Stored records
┌────────
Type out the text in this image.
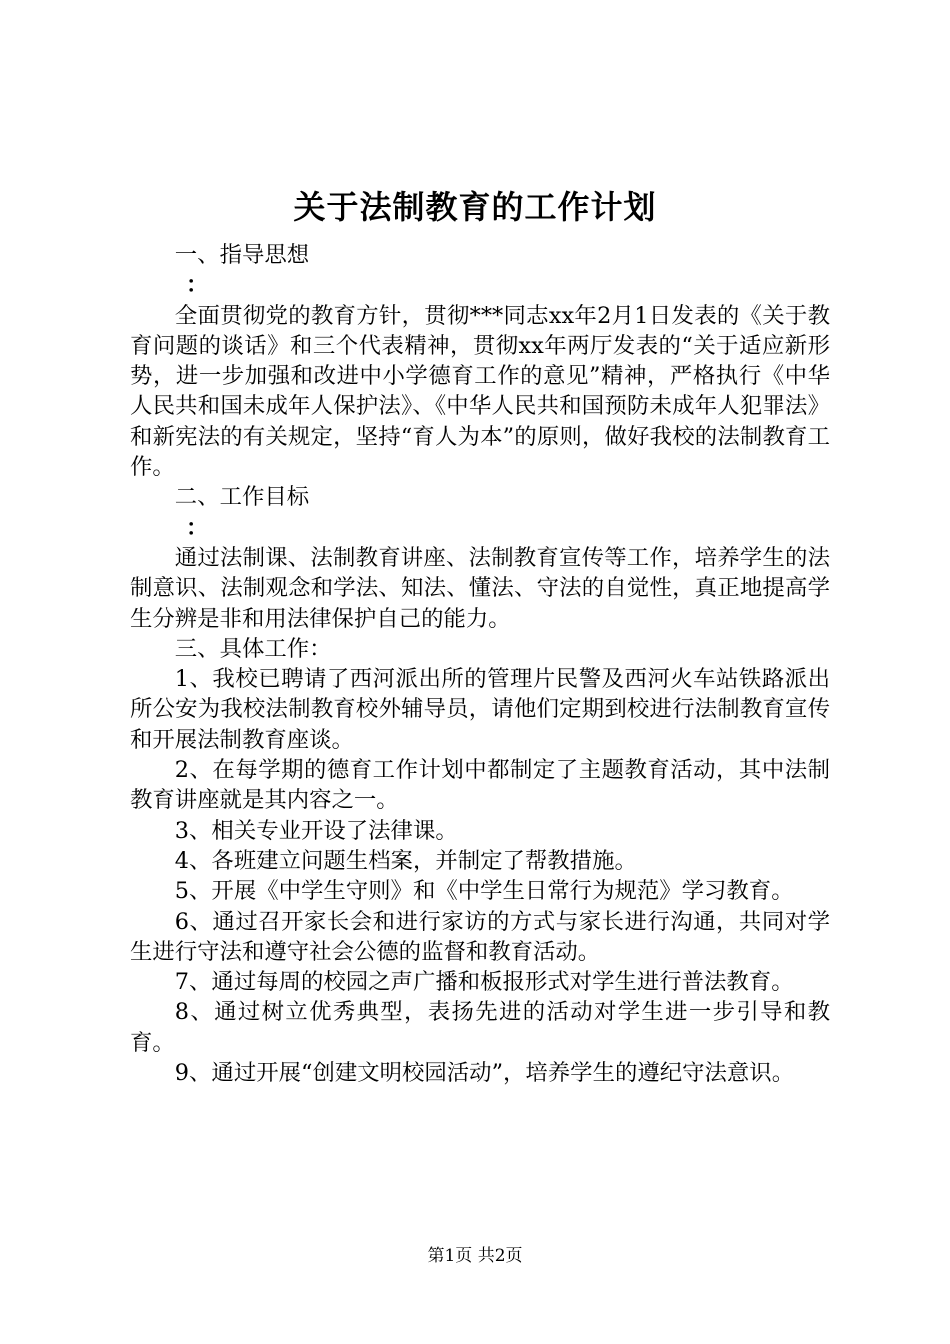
关于法制教育的工作计划

一、指导思想

：

全面贯彻党的教育方针，贯彻***同志xx年2月1日发表的《关于教育问题的谈话》和三个代表精神，贯彻xx年两厅发表的“关于适应新形势，进一步加强和改进中小学德育工作的意见”精神，严格执行《中华人民共和国未成年人保护法》、《中华人民共和国预防未成年人犯罪法》和新宪法的有关规定，坚持“育人为本”的原则，做好我校的法制教育工作。

二、工作目标

：

通过法制课、法制教育讲座、法制教育宣传等工作，培养学生的法制意识、法制观念和学法、知法、懂法、守法的自觉性，真正地提高学生分辨是非和用法律保护自己的能力。

三、具体工作：

1、我校已聘请了西河派出所的管理片民警及西河火车站铁路派出所公安为我校法制教育校外辅导员，请他们定期到校进行法制教育宣传和开展法制教育座谈。

2、在每学期的德育工作计划中都制定了主题教育活动，其中法制教育讲座就是其内容之一。

3、相关专业开设了法律课。

4、各班建立问题生档案，并制定了帮教措施。

5、开展《中学生守则》和《中学生日常行为规范》学习教育。

6、通过召开家长会和进行家访的方式与家长进行沟通，共同对学生进行守法和遵守社会公德的监督和教育活动。

7、通过每周的校园之声广播和板报形式对学生进行普法教育。

8、通过树立优秀典型，表扬先进的活动对学生进一步引导和教育。

9、通过开展“创建文明校园活动”，培养学生的遵纪守法意识。

第1页 共2页
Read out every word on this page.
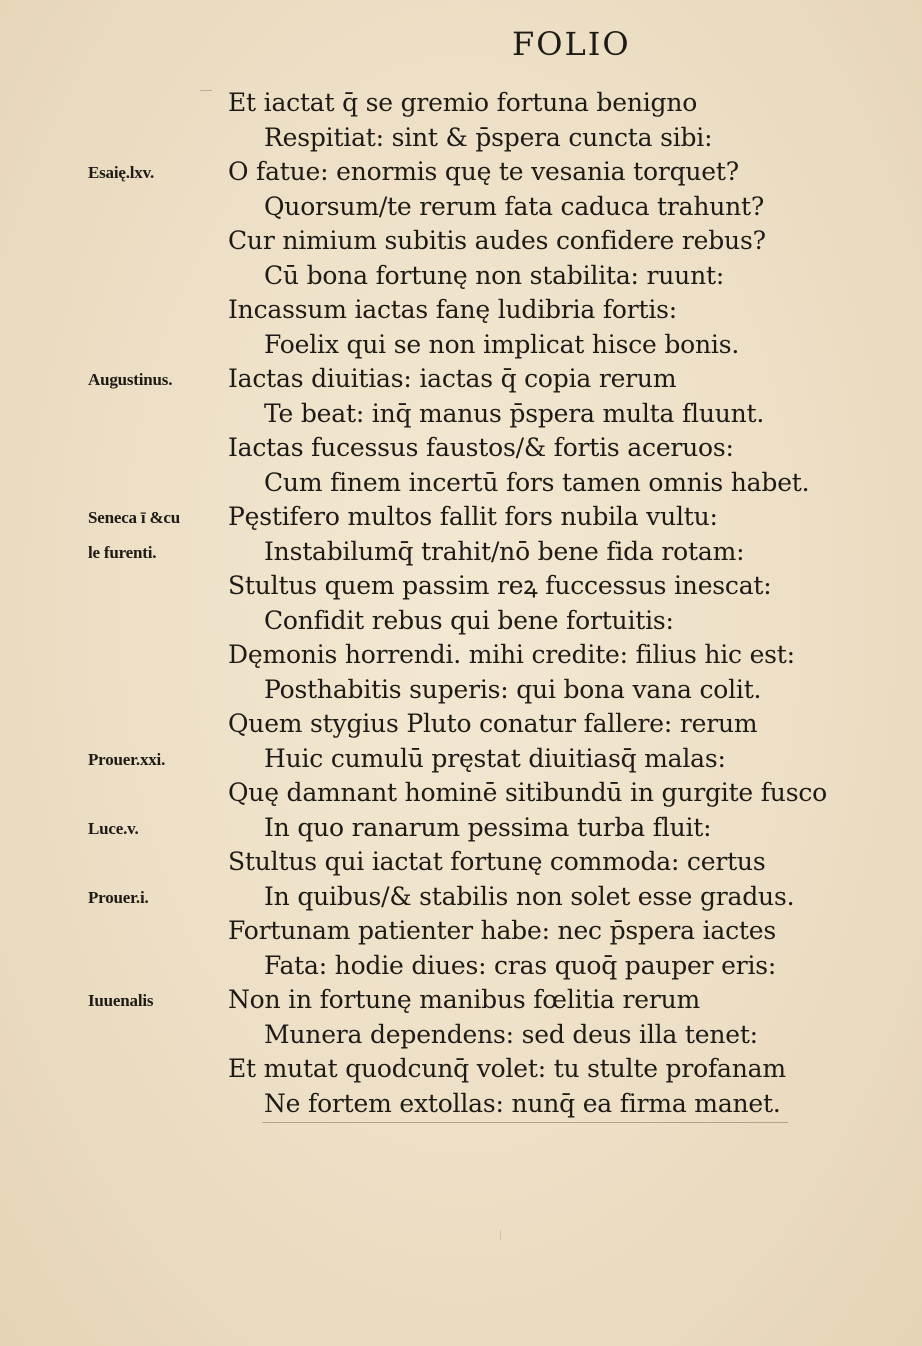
FOLIO
Esaię.lxv.
Augustinus.
Seneca ī &cu
le furenti.
Prouer.xxi.
Luce.v.
Prouer.i.
Iuuenalis
Et iactat q̄ se gremio fortuna benigno
Respitiat: sint & p̄spera cuncta sibi:
O fatue: enormis quę te vesania torquet?
Quorsum/te rerum fata caduca trahunt?
Cur nimium subitis audes confidere rebus?
Cū bona fortunę non stabilita: ruunt:
Incassum iactas fanę ludibria fortis:
Foelix qui se non implicat hisce bonis.
Iactas diuitias: iactas q̄ copia rerum
Te beat: inq̄ manus p̄spera multa fluunt.
Iactas fucessus faustos/& fortis aceruos:
Cum finem incertū fors tamen omnis habet.
Pęstifero multos fallit fors nubila vultu:
Instabilumq̄ trahit/nō bene fida rotam:
Stultus quem passim reꝝ fuccessus inescat:
Confidit rebus qui bene fortuitis:
Dęmonis horrendi. mihi credite: filius hic est:
Posthabitis superis: qui bona vana colit.
Quem stygius Pluto conatur fallere: rerum
Huic cumulū pręstat diuitiasq̄ malas:
Quę damnant hominē sitibundū in gurgite fusco
In quo ranarum pessima turba fluit:
Stultus qui iactat fortunę commoda: certus
In quibus/& stabilis non solet esse gradus.
Fortunam patienter habe: nec p̄spera iactes
Fata: hodie diues: cras quoq̄ pauper eris:
Non in fortunę manibus fœlitia rerum
Munera dependens: sed deus illa tenet:
Et mutat quodcunq̄ volet: tu stulte profanam
Ne fortem extollas: nunq̄ ea firma manet.
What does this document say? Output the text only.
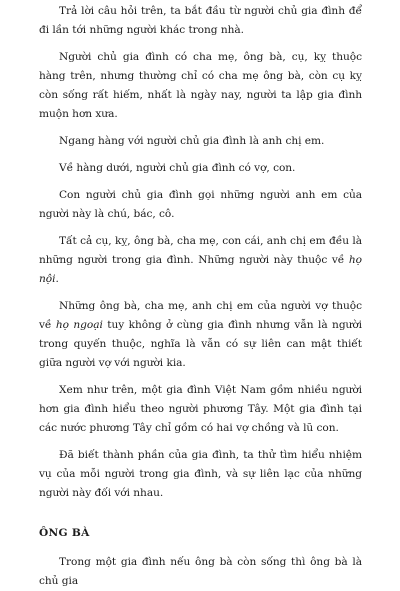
Trả lời câu hỏi trên, ta bắt đầu từ người chủ gia đình để đi lần tới những người khác trong nhà.

Người chủ gia đình có cha mẹ, ông bà, cụ, kỵ thuộc hàng trên, nhưng thường chỉ có cha mẹ ông bà, còn cụ kỵ còn sống rất hiếm, nhất là ngày nay, người ta lập gia đình muộn hơn xưa.

Ngang hàng với người chủ gia đình là anh chị em.

Về hàng dưới, người chủ gia đình có vợ, con.

Con người chủ gia đình gọi những người anh em của người này là chú, bác, cô.

Tất cả cụ, kỵ, ông bà, cha mẹ, con cái, anh chị em đều là những người trong gia đình. Những người này thuộc về họ nội.

Những ông bà, cha mẹ, anh chị em của người vợ thuộc về họ ngoại tuy không ở cùng gia đình nhưng vẫn là người trong quyến thuộc, nghĩa là vẫn có sự liên can mật thiết giữa người vợ với người kia.

Xem như trên, một gia đình Việt Nam gồm nhiều người hơn gia đình hiểu theo người phương Tây. Một gia đình tại các nước phương Tây chỉ gồm có hai vợ chồng và lũ con.

Đã biết thành phần của gia đình, ta thử tìm hiểu nhiệm vụ của mỗi người trong gia đình, và sự liên lạc của những người này đối với nhau.

ÔNG BÀ

Trong một gia đình nếu ông bà còn sống thì ông bà là chủ gia
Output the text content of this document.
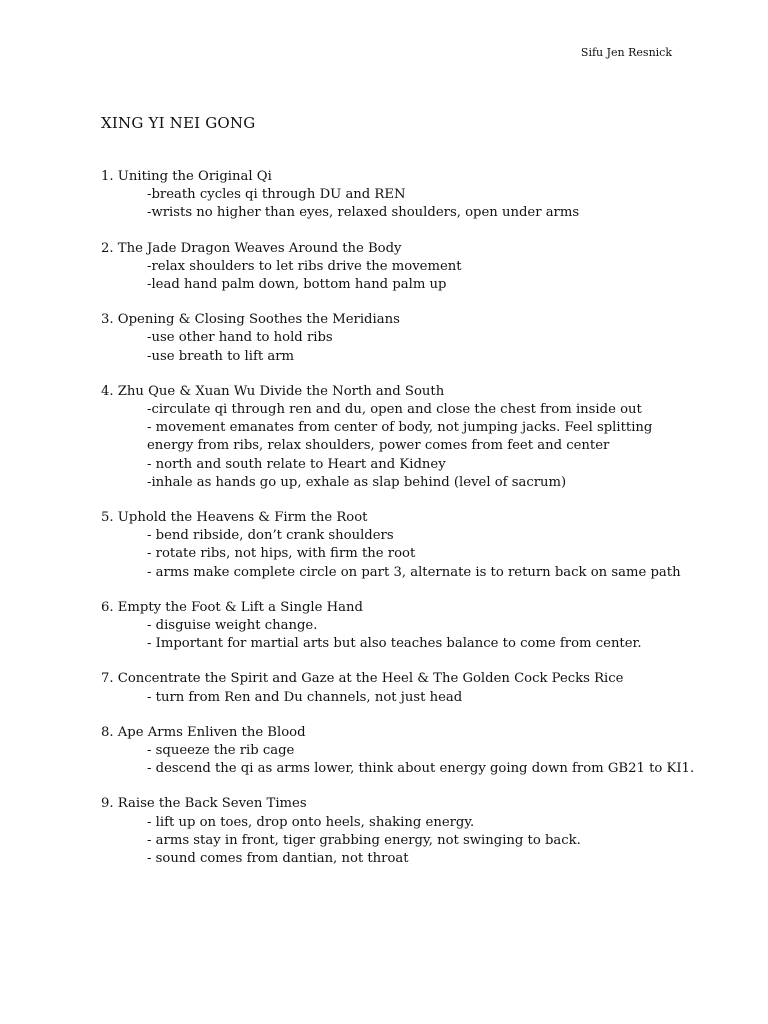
Sifu Jen Resnick
XING YI NEI GONG
1. Uniting the Original Qi
-breath cycles qi through DU and REN
-wrists no higher than eyes, relaxed shoulders, open under arms
2. The Jade Dragon Weaves Around the Body
-relax shoulders to let ribs drive the movement
-lead hand palm down, bottom hand palm up
3. Opening & Closing Soothes the Meridians
-use other hand to hold ribs
-use breath to lift arm
4. Zhu Que & Xuan Wu Divide the North and South
-circulate qi through ren and du, open and close the chest from inside out
- movement emanates from center of body, not jumping jacks. Feel splitting
energy from ribs, relax shoulders, power comes from feet and center
- north and south relate to Heart and Kidney
-inhale as hands go up, exhale as slap behind (level of sacrum)
5. Uphold the Heavens & Firm the Root
- bend ribside, don’t crank shoulders
- rotate ribs, not hips, with firm the root
- arms make complete circle on part 3, alternate is to return back on same path
6. Empty the Foot & Lift a Single Hand
- disguise weight change.
- Important for martial arts but also teaches balance to come from center.
7. Concentrate the Spirit and Gaze at the Heel & The Golden Cock Pecks Rice
- turn from Ren and Du channels, not just head
8. Ape Arms Enliven the Blood
- squeeze the rib cage
- descend the qi as arms lower, think about energy going down from GB21 to KI1.
9. Raise the Back Seven Times
- lift up on toes, drop onto heels, shaking energy.
- arms stay in front, tiger grabbing energy, not swinging to back.
- sound comes from dantian, not throat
└────────
**Challenge**
From the data above, copy out every line with the string "through" in it.

**Solution to the problem**
-breath cycles qi through DU and REN
-circulate qi through ren and du, open and close the chest from inside out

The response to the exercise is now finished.